Return the records, each one exactly as written.

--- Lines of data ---
--------------------------------------------------

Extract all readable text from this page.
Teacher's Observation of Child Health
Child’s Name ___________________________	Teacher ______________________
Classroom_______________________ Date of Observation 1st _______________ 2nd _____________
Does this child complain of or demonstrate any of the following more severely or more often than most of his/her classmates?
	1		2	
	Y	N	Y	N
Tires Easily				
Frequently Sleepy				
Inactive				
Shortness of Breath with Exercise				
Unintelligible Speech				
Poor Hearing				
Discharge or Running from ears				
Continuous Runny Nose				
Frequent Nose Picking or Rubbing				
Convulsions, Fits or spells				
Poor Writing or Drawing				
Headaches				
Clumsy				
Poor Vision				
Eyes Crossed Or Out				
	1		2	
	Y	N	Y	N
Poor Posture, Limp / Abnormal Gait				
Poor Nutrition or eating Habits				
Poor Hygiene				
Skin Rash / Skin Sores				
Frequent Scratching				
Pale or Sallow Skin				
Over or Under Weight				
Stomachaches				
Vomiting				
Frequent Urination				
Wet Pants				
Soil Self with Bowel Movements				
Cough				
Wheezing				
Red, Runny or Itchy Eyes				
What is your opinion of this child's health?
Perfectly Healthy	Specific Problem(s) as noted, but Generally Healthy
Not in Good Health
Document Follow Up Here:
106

--------------------------------------------------

--- Worked answer ---
Extract all readable text from this page.
Teacher's Observation of Child Health
Child’s Name ___________________________	Teacher ______________________
Classroom_______________________ Date of Observation 1st _______________ 2nd _____________
Does this child complain of or demonstrate any of the following more severely or more often than most of his/her classmates?
	1		2	
	Y	N	Y	N
Tires Easily				
Frequently Sleepy				
Inactive				
Shortness of Breath with Exercise				
Unintelligible Speech				
Poor Hearing				
Discharge or Running from ears				
Continuous Runny Nose				
Frequent Nose Picking or Rubbing				
Convulsions, Fits or spells				
Poor Writing or Drawing				
Headaches				
Clumsy				
Poor Vision				
Eyes Crossed Or Out				
	1		2	
	Y	N	Y	N
Poor Posture, Limp / Abnormal Gait				
Poor Nutrition or eating Habits				
Poor Hygiene				
Skin Rash / Skin Sores				
Frequent Scratching				
Pale or Sallow Skin				
Over or Under Weight				
Stomachaches				
Vomiting				
Frequent Urination				
Wet Pants				
Soil Self with Bowel Movements				
Cough				
Wheezing				
Red, Runny or Itchy Eyes				
What is your opinion of this child's health?
Perfectly Healthy	Specific Problem(s) as noted, but Generally Healthy
Not in Good Health
Document Follow Up Here:
106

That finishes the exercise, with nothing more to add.